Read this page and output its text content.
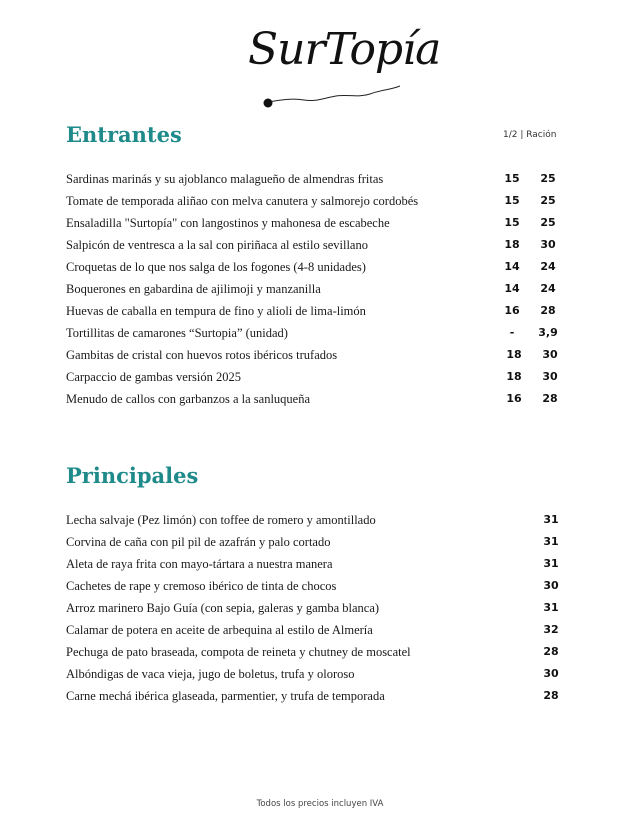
SurTopía
Entrantes	1/2 | Ración
Sardinas marinás y su ajoblanco malagueño de almendras fritas	15	25
Tomate de temporada aliñao con melva canutera y salmorejo cordobés	15	25
Ensaladilla "Surtopía" con langostinos y mahonesa de escabeche	15	25
Salpicón de ventresca a la sal con piriñaca al estilo sevillano	18	30
Croquetas de lo que nos salga de los fogones (4-8 unidades)	14	24
Boquerones en gabardina de ajilimoji y manzanilla	14	24
Huevas de caballa en tempura de fino y alioli de lima-limón	16	28
Tortillitas de camarones “Surtopia” (unidad)	-	3,9
Gambitas de cristal con huevos rotos ibéricos trufados	18	30
Carpaccio de gambas versión 2025	18	30
Menudo de callos con garbanzos a la sanluqueña	16	28
Principales
Lecha salvaje (Pez limón) con toffee de romero y amontillado	31
Corvina de caña con pil pil de azafrán y palo cortado	31
Aleta de raya frita con mayo-tártara a nuestra manera	31
Cachetes de rape y cremoso ibérico de tinta de chocos	30
Arroz marinero Bajo Guía (con sepia, galeras y gamba blanca)	31
Calamar de potera en aceite de arbequina al estilo de Almería	32
Pechuga de pato braseada, compota de reineta y chutney de moscatel	28
Albóndigas de vaca vieja, jugo de boletus, trufa y oloroso	30
Carne mechá ibérica glaseada, parmentier, y trufa de temporada	28
Todos los precios incluyen IVA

EXERCISE INSTRUCTIONS: Give the number of lines above in which the word "limón" occurs, with nothing else.

FINISHED EXERCISE: 2